(Entries from a dataset)
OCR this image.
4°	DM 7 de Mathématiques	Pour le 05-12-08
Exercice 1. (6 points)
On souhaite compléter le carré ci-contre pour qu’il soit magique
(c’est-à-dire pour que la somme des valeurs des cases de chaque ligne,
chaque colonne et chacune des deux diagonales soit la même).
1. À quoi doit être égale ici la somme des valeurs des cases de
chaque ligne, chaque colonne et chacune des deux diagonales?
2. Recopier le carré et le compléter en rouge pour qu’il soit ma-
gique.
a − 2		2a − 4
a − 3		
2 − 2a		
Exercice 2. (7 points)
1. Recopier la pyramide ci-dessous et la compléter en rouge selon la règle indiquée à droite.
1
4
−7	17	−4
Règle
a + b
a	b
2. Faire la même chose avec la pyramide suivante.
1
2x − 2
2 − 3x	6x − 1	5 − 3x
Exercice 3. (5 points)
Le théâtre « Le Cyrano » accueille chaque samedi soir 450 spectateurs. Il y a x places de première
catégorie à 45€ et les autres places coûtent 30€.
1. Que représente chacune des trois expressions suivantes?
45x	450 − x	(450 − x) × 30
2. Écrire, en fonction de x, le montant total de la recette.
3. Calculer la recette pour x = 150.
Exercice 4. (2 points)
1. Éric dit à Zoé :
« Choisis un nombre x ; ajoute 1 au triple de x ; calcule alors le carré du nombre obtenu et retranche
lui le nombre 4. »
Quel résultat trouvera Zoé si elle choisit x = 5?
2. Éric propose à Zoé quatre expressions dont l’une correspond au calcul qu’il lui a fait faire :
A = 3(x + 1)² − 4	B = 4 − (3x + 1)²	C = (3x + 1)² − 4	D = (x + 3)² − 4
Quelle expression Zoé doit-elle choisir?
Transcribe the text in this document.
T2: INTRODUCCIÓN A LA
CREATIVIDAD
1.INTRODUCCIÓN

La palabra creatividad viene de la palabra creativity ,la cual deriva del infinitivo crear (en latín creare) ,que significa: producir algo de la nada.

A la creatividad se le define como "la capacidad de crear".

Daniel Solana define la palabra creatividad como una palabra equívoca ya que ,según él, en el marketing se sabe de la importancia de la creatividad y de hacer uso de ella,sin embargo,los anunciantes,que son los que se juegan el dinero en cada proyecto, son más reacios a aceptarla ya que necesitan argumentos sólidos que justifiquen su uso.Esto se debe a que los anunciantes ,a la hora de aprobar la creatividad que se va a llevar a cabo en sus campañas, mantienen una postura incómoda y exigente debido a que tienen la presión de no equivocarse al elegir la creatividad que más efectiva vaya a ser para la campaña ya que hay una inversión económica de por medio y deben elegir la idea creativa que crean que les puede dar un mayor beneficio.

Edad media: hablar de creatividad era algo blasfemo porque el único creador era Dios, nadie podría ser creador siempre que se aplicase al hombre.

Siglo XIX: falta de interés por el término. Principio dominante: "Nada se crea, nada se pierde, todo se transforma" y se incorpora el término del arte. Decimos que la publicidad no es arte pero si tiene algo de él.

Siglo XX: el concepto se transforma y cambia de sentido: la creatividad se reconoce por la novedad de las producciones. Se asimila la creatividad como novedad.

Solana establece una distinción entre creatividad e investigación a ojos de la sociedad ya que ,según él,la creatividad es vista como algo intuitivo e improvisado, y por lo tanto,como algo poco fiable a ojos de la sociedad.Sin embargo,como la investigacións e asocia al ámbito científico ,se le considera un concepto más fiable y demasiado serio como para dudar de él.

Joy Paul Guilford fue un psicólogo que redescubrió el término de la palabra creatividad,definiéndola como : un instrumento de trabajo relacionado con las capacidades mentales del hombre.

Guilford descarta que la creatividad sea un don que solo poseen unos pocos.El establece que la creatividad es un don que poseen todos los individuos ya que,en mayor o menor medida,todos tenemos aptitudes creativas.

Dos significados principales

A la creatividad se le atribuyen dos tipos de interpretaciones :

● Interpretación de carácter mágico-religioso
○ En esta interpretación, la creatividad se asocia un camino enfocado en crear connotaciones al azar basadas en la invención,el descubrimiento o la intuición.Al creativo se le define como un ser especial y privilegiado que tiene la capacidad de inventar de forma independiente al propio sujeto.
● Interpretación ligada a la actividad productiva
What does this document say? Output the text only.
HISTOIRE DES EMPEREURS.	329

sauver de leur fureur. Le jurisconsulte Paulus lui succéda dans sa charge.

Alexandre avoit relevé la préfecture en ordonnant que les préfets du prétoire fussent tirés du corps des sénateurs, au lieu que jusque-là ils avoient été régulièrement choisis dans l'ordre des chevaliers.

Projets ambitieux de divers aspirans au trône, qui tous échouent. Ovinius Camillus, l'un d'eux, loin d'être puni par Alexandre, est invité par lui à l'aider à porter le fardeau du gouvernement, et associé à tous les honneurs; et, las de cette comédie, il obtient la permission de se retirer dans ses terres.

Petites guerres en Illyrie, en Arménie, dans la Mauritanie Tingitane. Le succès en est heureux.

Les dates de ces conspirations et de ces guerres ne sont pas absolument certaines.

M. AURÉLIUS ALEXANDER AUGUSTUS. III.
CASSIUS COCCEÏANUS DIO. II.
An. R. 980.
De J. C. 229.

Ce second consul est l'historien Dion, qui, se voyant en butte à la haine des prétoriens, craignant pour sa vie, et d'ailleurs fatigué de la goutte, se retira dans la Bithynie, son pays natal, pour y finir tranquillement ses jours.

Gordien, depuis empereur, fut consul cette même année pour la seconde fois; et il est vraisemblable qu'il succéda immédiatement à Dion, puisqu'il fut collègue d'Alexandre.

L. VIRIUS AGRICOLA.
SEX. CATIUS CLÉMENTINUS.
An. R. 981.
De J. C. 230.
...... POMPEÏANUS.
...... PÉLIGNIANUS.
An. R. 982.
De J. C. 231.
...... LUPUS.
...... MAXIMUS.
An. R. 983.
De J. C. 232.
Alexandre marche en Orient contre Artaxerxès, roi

# Given instruction
Check each line above for the word "colonne" and copy the ones that have it.

# Solution
chaque colonne et chacune des deux diagonales soit la même).
chaque ligne, chaque colonne et chacune des deux diagonales?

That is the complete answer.